WORK INSTRUCTION | Below are entries. Pull out all lines containing "suffix".

RECORDS TO USE |
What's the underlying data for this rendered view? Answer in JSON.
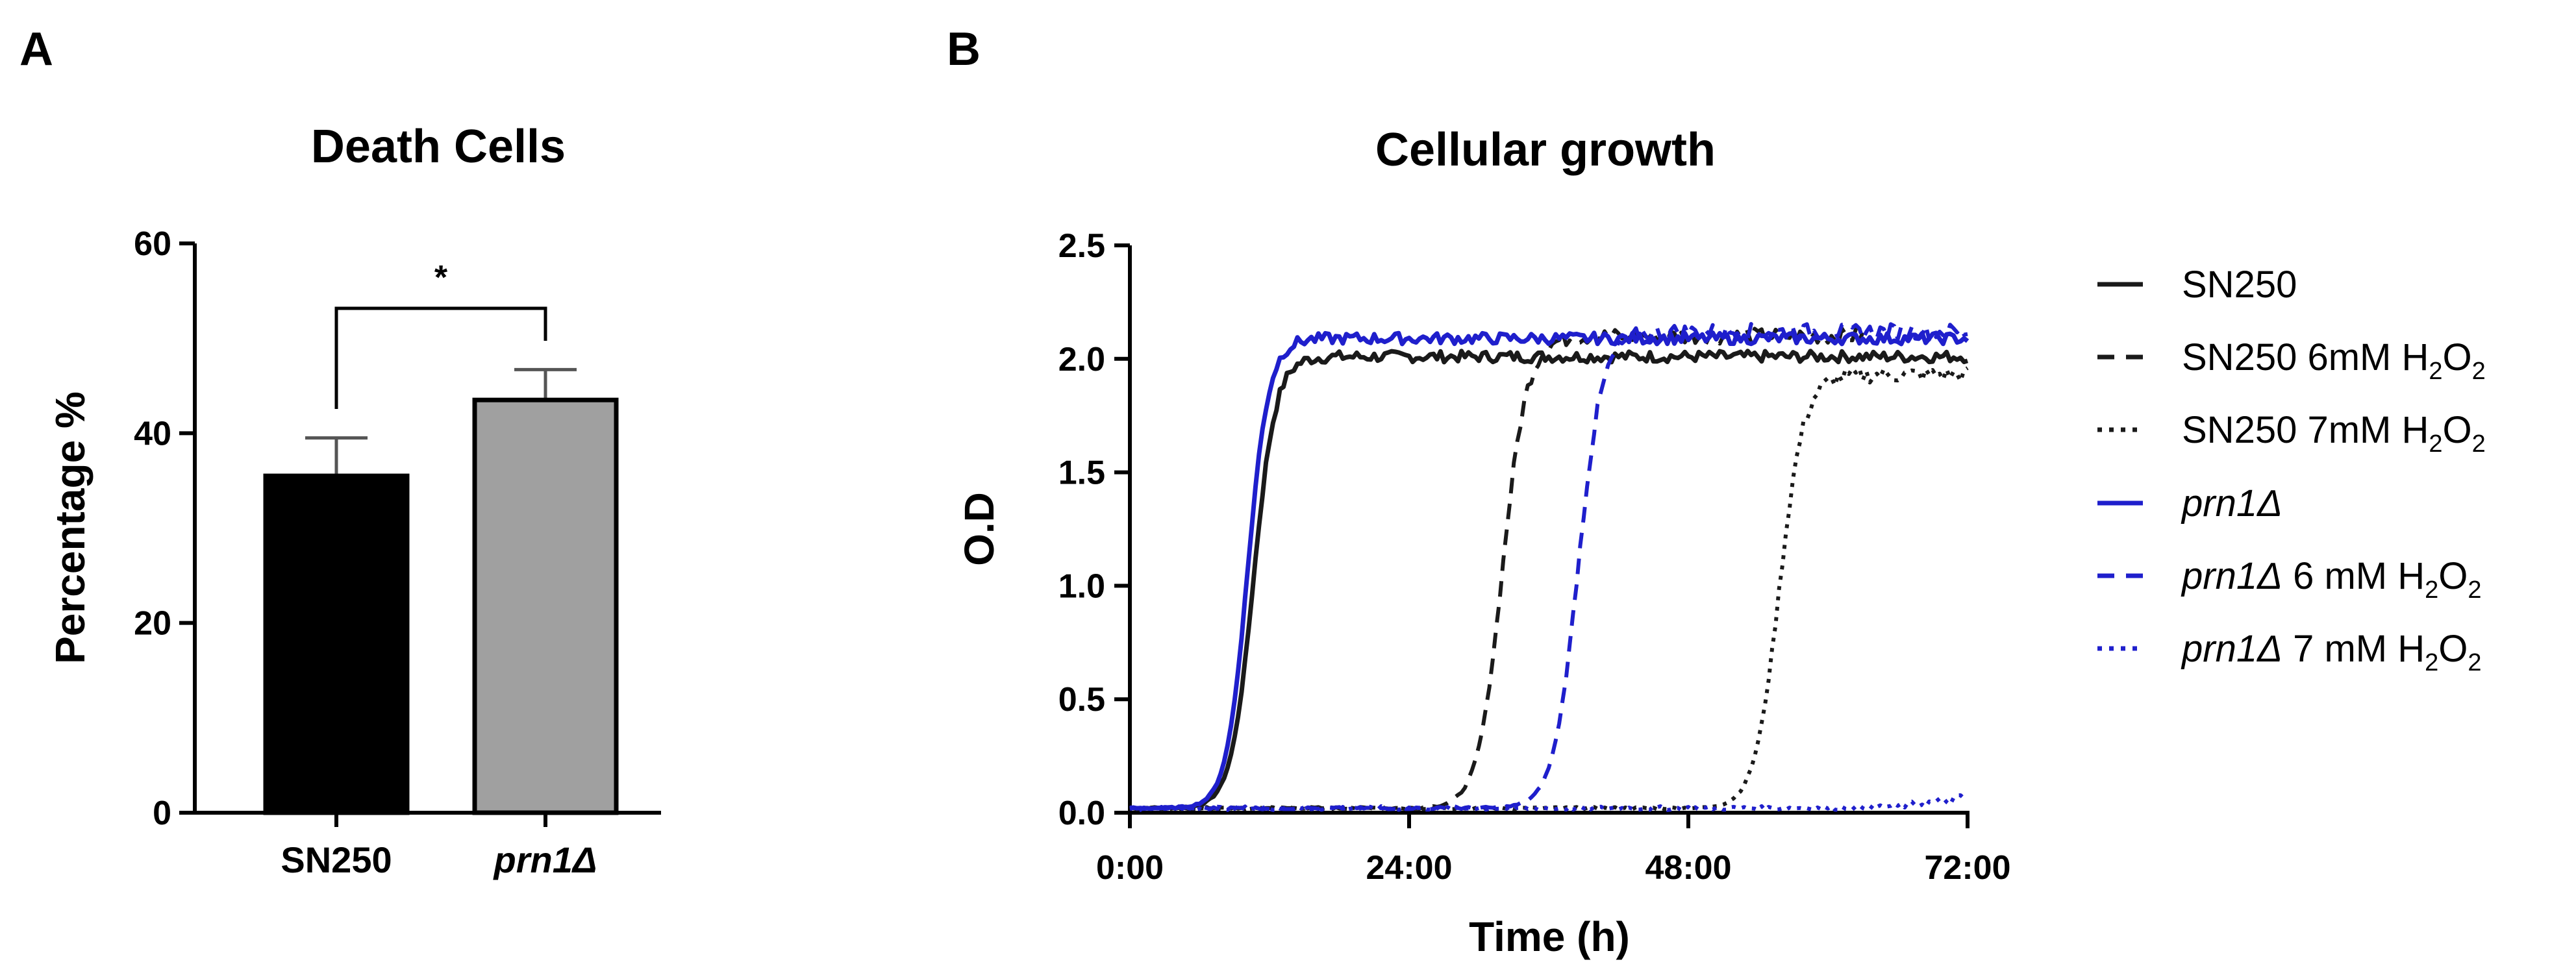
{
  "panels": {
    "a": {
      "label": "A"
    },
    "b": {
      "label": "B"
    }
  },
  "chart_data": [
    {
      "type": "bar",
      "title": "Death Cells",
      "xlabel": "",
      "ylabel": "Percentage %",
      "ylim": [
        0,
        60
      ],
      "yticks": [
        0,
        20,
        40,
        60
      ],
      "categories": [
        "SN250",
        "prn1Δ"
      ],
      "values": [
        35.5,
        43.5
      ],
      "errors": [
        4.0,
        3.2
      ],
      "colors": [
        "#000000",
        "#a0a0a0"
      ],
      "significance": {
        "between": [
          0,
          1
        ],
        "label": "*"
      }
    },
    {
      "type": "line",
      "title": "Cellular growth",
      "xlabel": "Time (h)",
      "ylabel": "O.D",
      "xlim": [
        0,
        72
      ],
      "ylim": [
        0,
        2.5
      ],
      "xticks": [
        0,
        24,
        48,
        72
      ],
      "xtick_labels": [
        "0:00",
        "24:00",
        "48:00",
        "72:00"
      ],
      "yticks": [
        0.0,
        0.5,
        1.0,
        1.5,
        2.0,
        2.5
      ],
      "ytick_labels": [
        "0.0",
        "0.5",
        "1.0",
        "1.5",
        "2.0",
        "2.5"
      ],
      "series": [
        {
          "name": "SN250",
          "italic_part": "",
          "suffix": "",
          "color": "#1a1a1a",
          "dash": "solid",
          "plateau": 2.01,
          "midpoint": 10.6,
          "rate": 1.05,
          "end_hours": 72
        },
        {
          "name": "SN250 6mM H2O2",
          "italic_part": "",
          "suffix": "6mM H",
          "color": "#1a1a1a",
          "dash": "dashed",
          "plateau": 2.1,
          "midpoint": 32.0,
          "rate": 0.95,
          "end_hours": 63
        },
        {
          "name": "SN250 7mM H2O2",
          "italic_part": "",
          "suffix": "7mM H",
          "color": "#1a1a1a",
          "dash": "dotted",
          "plateau": 1.93,
          "midpoint": 55.8,
          "rate": 0.95,
          "end_hours": 72
        },
        {
          "name": "prn1Δ",
          "italic_part": "prn1Δ",
          "suffix": "",
          "color": "#1f1fcc",
          "dash": "solid",
          "plateau": 2.09,
          "midpoint": 10.1,
          "rate": 1.1,
          "end_hours": 72
        },
        {
          "name": "prn1Δ 6 mM H2O2",
          "italic_part": "prn1Δ",
          "suffix": "6 mM H",
          "color": "#1f1fcc",
          "dash": "dashed",
          "plateau": 2.12,
          "midpoint": 38.5,
          "rate": 0.95,
          "end_hours": 72
        },
        {
          "name": "prn1Δ 7 mM H2O2",
          "italic_part": "prn1Δ",
          "suffix": "7 mM H",
          "color": "#1f1fcc",
          "dash": "dotted",
          "plateau": 0.08,
          "midpoint": 70.0,
          "rate": 0.4,
          "end_hours": 72
        }
      ],
      "legend_labels": {
        "sn250": "SN250",
        "sn250_base": "SN250",
        "h2o2_h": "H",
        "h2o2_o": "O",
        "sub_2": "2",
        "prn1": "prn1Δ"
      }
    }
  ]
}
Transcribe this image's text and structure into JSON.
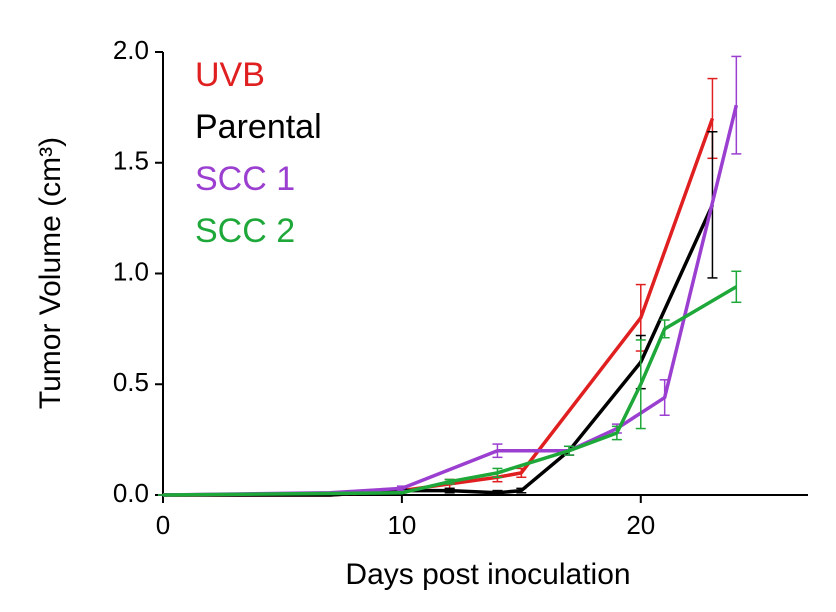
{
  "chart_data": {
    "type": "line",
    "xlabel": "Days post inoculation",
    "ylabel": "Tumor Volume (cm³)",
    "xlim": [
      0,
      27
    ],
    "xticks": [
      0,
      10,
      20
    ],
    "ylim": [
      0,
      2
    ],
    "yticks": [
      {
        "value": 0,
        "label": "0.0"
      },
      {
        "value": 0.5,
        "label": "0.5"
      },
      {
        "value": 1,
        "label": "1.0"
      },
      {
        "value": 1.5,
        "label": "1.5"
      },
      {
        "value": 2,
        "label": "2.0"
      }
    ],
    "series": [
      {
        "name": "UVB",
        "color": "#e02020",
        "x": [
          0,
          7,
          10,
          12,
          14,
          15,
          20,
          23
        ],
        "values": [
          0,
          0,
          0.02,
          0.05,
          0.08,
          0.1,
          0.8,
          1.7
        ],
        "errors": [
          0,
          0,
          0.01,
          0.02,
          0.02,
          0.02,
          0.15,
          0.18
        ]
      },
      {
        "name": "Parental",
        "color": "#000000",
        "x": [
          0,
          7,
          10,
          12,
          14,
          15,
          17,
          20,
          23
        ],
        "values": [
          0,
          0,
          0.02,
          0.02,
          0.01,
          0.02,
          0.2,
          0.6,
          1.31
        ],
        "errors": [
          0,
          0,
          0.01,
          0.01,
          0.01,
          0.01,
          0.02,
          0.12,
          0.33
        ]
      },
      {
        "name": "SCC 1",
        "color": "#9b3fd0",
        "x": [
          0,
          7,
          10,
          14,
          17,
          19,
          21,
          24
        ],
        "values": [
          0,
          0.01,
          0.03,
          0.2,
          0.2,
          0.3,
          0.44,
          1.76
        ],
        "errors": [
          0,
          0,
          0.01,
          0.03,
          0.02,
          0.02,
          0.08,
          0.22
        ]
      },
      {
        "name": "SCC 2",
        "color": "#1fa83a",
        "x": [
          0,
          10,
          12,
          14,
          17,
          19,
          20,
          21,
          24
        ],
        "values": [
          0,
          0.01,
          0.06,
          0.1,
          0.2,
          0.28,
          0.5,
          0.75,
          0.94
        ],
        "errors": [
          0,
          0,
          0.01,
          0.02,
          0.02,
          0.03,
          0.2,
          0.04,
          0.07
        ]
      }
    ]
  }
}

RESPONSE TO THIS TASK |
          "suffix": "",
          "suffix": "6mM H",
          "suffix": "7mM H",
          "suffix": "",
          "suffix": "6 mM H",
          "suffix": "7 mM H",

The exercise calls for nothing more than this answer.